Start of INFORMATION PROVIDED

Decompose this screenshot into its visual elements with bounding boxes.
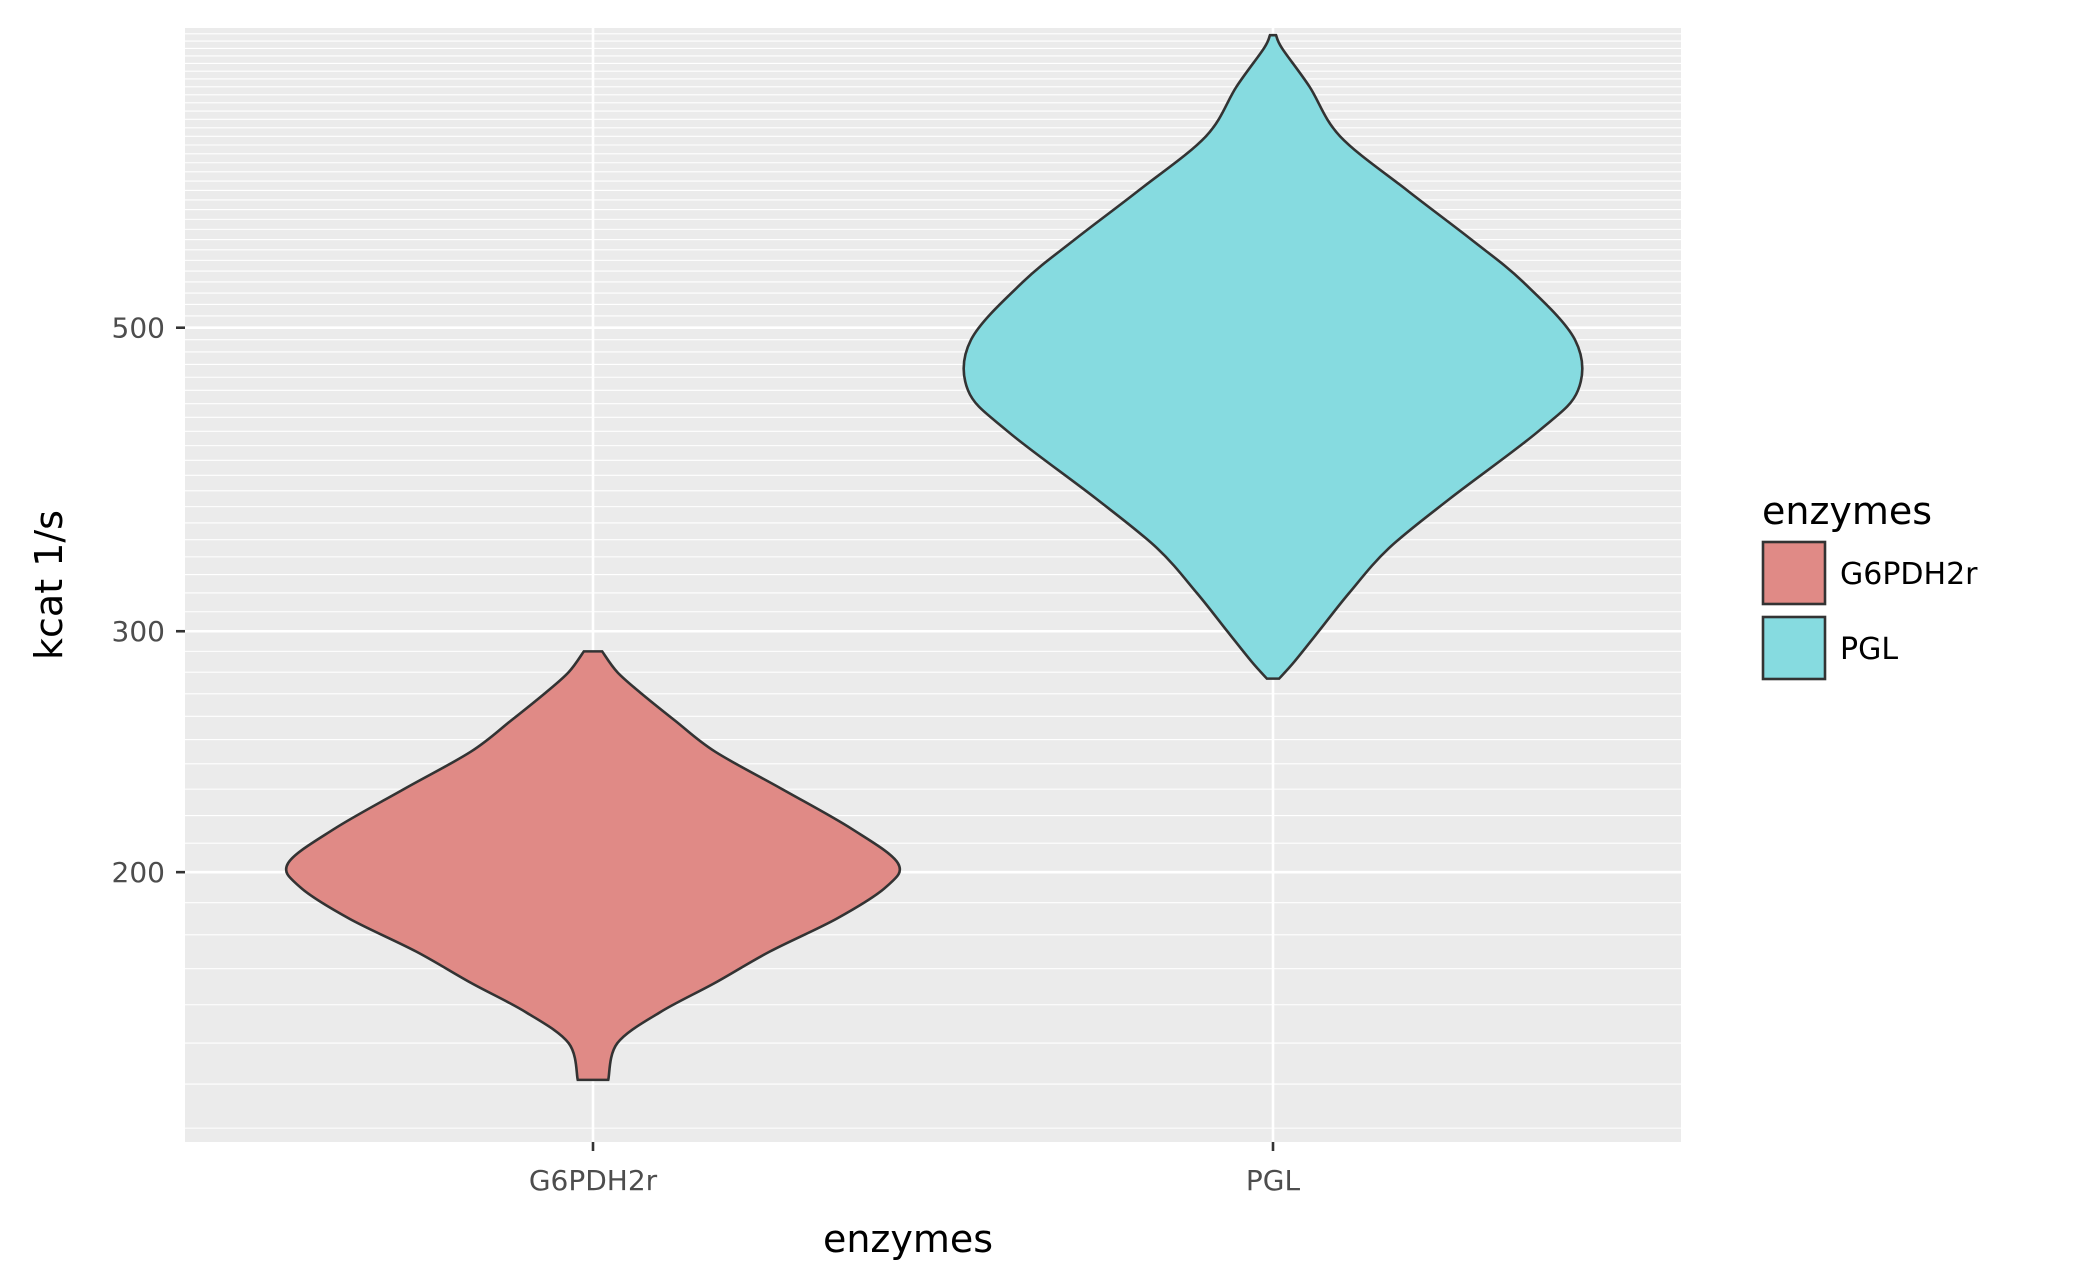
violins bbox=[284, 33, 1584, 1082]
violin-g6pdh2r bbox=[284, 650, 902, 1082]
plot-panel bbox=[185, 28, 1681, 1142]
x-axis-title: enzymes bbox=[823, 1217, 993, 1261]
x-tick-label: G6PDH2r bbox=[529, 1164, 658, 1197]
y-axis: 200 300 500 bbox=[112, 312, 185, 889]
legend-key-g6pdh2r bbox=[1761, 540, 1827, 606]
legend: enzymes G6PDH2r PGL bbox=[1761, 489, 1978, 681]
legend-label: PGL bbox=[1840, 632, 1898, 667]
y-tick-label: 200 bbox=[112, 856, 165, 889]
violin-pgl bbox=[962, 33, 1584, 680]
y-tick-label: 500 bbox=[112, 312, 165, 345]
x-axis: G6PDH2r PGL bbox=[529, 1142, 1301, 1197]
legend-key-pgl bbox=[1761, 615, 1827, 681]
y-tick-label: 300 bbox=[112, 615, 165, 648]
x-tick-label: PGL bbox=[1246, 1164, 1301, 1197]
legend-label: G6PDH2r bbox=[1840, 557, 1978, 592]
legend-title: enzymes bbox=[1762, 489, 1932, 533]
y-axis-title: kcat 1/s bbox=[27, 510, 71, 660]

End of INFORMATION PROVIDED

# [THE PROBLEM]
Omit every picture while transcribing the records above exactly.

# [EXERCISE OUTPUT]
Decompose this screenshot into its visual elements with bounding boxes.
violins bbox=[284, 33, 1584, 1082]
violin-g6pdh2r bbox=[284, 650, 902, 1082]
plot-panel bbox=[185, 28, 1681, 1142]
x-axis-title: enzymes bbox=[823, 1217, 993, 1261]
x-tick-label: G6PDH2r bbox=[529, 1164, 658, 1197]
y-axis: 200 300 500 bbox=[112, 312, 185, 889]
legend-key-g6pdh2r bbox=[1761, 540, 1827, 606]
legend: enzymes G6PDH2r PGL bbox=[1761, 489, 1978, 681]
legend-label: PGL bbox=[1840, 632, 1898, 667]
y-tick-label: 200 bbox=[112, 856, 165, 889]
violin-pgl bbox=[962, 33, 1584, 680]
y-tick-label: 500 bbox=[112, 312, 165, 345]
x-axis: G6PDH2r PGL bbox=[529, 1142, 1301, 1197]
legend-key-pgl bbox=[1761, 615, 1827, 681]
y-tick-label: 300 bbox=[112, 615, 165, 648]
x-tick-label: PGL bbox=[1246, 1164, 1301, 1197]
legend-label: G6PDH2r bbox=[1840, 557, 1978, 592]
legend-title: enzymes bbox=[1762, 489, 1932, 533]
y-axis-title: kcat 1/s bbox=[27, 510, 71, 660]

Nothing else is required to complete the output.